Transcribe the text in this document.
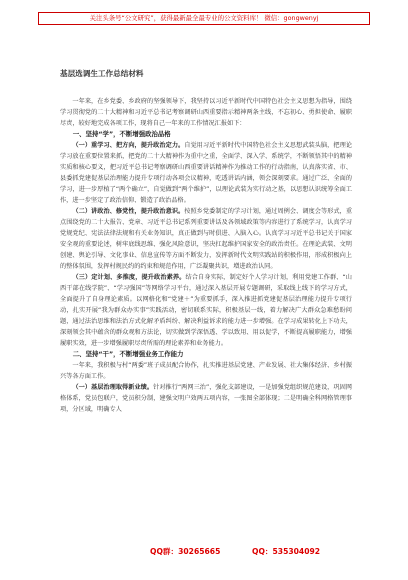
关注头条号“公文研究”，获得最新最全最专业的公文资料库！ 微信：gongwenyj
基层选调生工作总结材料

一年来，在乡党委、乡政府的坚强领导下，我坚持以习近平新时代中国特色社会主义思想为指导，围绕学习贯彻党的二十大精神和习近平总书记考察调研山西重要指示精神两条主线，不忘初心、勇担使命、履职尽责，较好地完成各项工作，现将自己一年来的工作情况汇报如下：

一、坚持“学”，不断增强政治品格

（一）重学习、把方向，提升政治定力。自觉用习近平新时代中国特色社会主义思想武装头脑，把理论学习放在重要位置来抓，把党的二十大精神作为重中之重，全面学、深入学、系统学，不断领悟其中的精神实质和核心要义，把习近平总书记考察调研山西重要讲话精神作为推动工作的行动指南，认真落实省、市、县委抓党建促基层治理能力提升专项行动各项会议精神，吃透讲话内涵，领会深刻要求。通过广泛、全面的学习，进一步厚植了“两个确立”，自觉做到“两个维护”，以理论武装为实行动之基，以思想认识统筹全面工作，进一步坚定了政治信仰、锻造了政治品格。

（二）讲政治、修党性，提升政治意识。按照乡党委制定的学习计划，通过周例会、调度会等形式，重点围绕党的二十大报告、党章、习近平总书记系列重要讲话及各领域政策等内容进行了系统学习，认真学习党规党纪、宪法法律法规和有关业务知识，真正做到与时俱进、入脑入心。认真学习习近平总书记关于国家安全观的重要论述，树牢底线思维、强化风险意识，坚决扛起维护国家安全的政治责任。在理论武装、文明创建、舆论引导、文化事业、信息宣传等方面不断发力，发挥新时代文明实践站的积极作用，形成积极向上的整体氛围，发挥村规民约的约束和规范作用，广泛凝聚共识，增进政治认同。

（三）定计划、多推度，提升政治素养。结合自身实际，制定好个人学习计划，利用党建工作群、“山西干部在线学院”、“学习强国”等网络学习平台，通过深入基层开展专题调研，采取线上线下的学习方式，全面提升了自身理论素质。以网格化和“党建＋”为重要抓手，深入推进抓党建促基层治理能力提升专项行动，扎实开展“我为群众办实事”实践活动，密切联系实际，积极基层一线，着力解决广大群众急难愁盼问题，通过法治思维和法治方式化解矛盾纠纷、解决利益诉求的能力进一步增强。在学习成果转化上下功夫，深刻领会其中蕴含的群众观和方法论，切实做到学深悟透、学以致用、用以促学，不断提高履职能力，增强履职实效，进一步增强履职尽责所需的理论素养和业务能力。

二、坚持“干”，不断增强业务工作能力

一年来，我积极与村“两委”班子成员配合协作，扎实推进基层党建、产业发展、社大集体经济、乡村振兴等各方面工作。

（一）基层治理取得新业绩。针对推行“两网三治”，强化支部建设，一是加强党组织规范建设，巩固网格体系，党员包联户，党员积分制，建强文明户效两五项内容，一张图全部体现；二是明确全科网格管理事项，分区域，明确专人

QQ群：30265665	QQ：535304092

▶ [EXERCISE DESCRIPTION]: Restate the listing above word for word, and skip the pictures.

▶ [TASK RESULT]:
Transcribe the text in this document.
关注头条号“公文研究”，获得最新最全最专业的公文资料库！ 微信：gongwenyj
基层选调生工作总结材料

一年来，在乡党委、乡政府的坚强领导下，我坚持以习近平新时代中国特色社会主义思想为指导，围绕学习贯彻党的二十大精神和习近平总书记考察调研山西重要指示精神两条主线，不忘初心、勇担使命、履职尽责，较好地完成各项工作，现将自己一年来的工作情况汇报如下：

一、坚持“学”，不断增强政治品格

（一）重学习、把方向，提升政治定力。自觉用习近平新时代中国特色社会主义思想武装头脑，把理论学习放在重要位置来抓，把党的二十大精神作为重中之重，全面学、深入学、系统学，不断领悟其中的精神实质和核心要义，把习近平总书记考察调研山西重要讲话精神作为推动工作的行动指南，认真落实省、市、县委抓党建促基层治理能力提升专项行动各项会议精神，吃透讲话内涵，领会深刻要求。通过广泛、全面的学习，进一步厚植了“两个确立”，自觉做到“两个维护”，以理论武装为实行动之基，以思想认识统筹全面工作，进一步坚定了政治信仰、锻造了政治品格。

（二）讲政治、修党性，提升政治意识。按照乡党委制定的学习计划，通过周例会、调度会等形式，重点围绕党的二十大报告、党章、习近平总书记系列重要讲话及各领域政策等内容进行了系统学习，认真学习党规党纪、宪法法律法规和有关业务知识，真正做到与时俱进、入脑入心。认真学习习近平总书记关于国家安全观的重要论述，树牢底线思维、强化风险意识，坚决扛起维护国家安全的政治责任。在理论武装、文明创建、舆论引导、文化事业、信息宣传等方面不断发力，发挥新时代文明实践站的积极作用，形成积极向上的整体氛围，发挥村规民约的约束和规范作用，广泛凝聚共识，增进政治认同。

（三）定计划、多推度，提升政治素养。结合自身实际，制定好个人学习计划，利用党建工作群、“山西干部在线学院”、“学习强国”等网络学习平台，通过深入基层开展专题调研，采取线上线下的学习方式，全面提升了自身理论素质。以网格化和“党建＋”为重要抓手，深入推进抓党建促基层治理能力提升专项行动，扎实开展“我为群众办实事”实践活动，密切联系实际，积极基层一线，着力解决广大群众急难愁盼问题，通过法治思维和法治方式化解矛盾纠纷、解决利益诉求的能力进一步增强。在学习成果转化上下功夫，深刻领会其中蕴含的群众观和方法论，切实做到学深悟透、学以致用、用以促学，不断提高履职能力，增强履职实效，进一步增强履职尽责所需的理论素养和业务能力。

二、坚持“干”，不断增强业务工作能力

一年来，我积极与村“两委”班子成员配合协作，扎实推进基层党建、产业发展、社大集体经济、乡村振兴等各方面工作。

（一）基层治理取得新业绩。针对推行“两网三治”，强化支部建设，一是加强党组织规范建设，巩固网格体系，党员包联户，党员积分制，建强文明户效两五项内容，一张图全部体现；二是明确全科网格管理事项，分区域，明确专人

QQ群：30265665	QQ：535304092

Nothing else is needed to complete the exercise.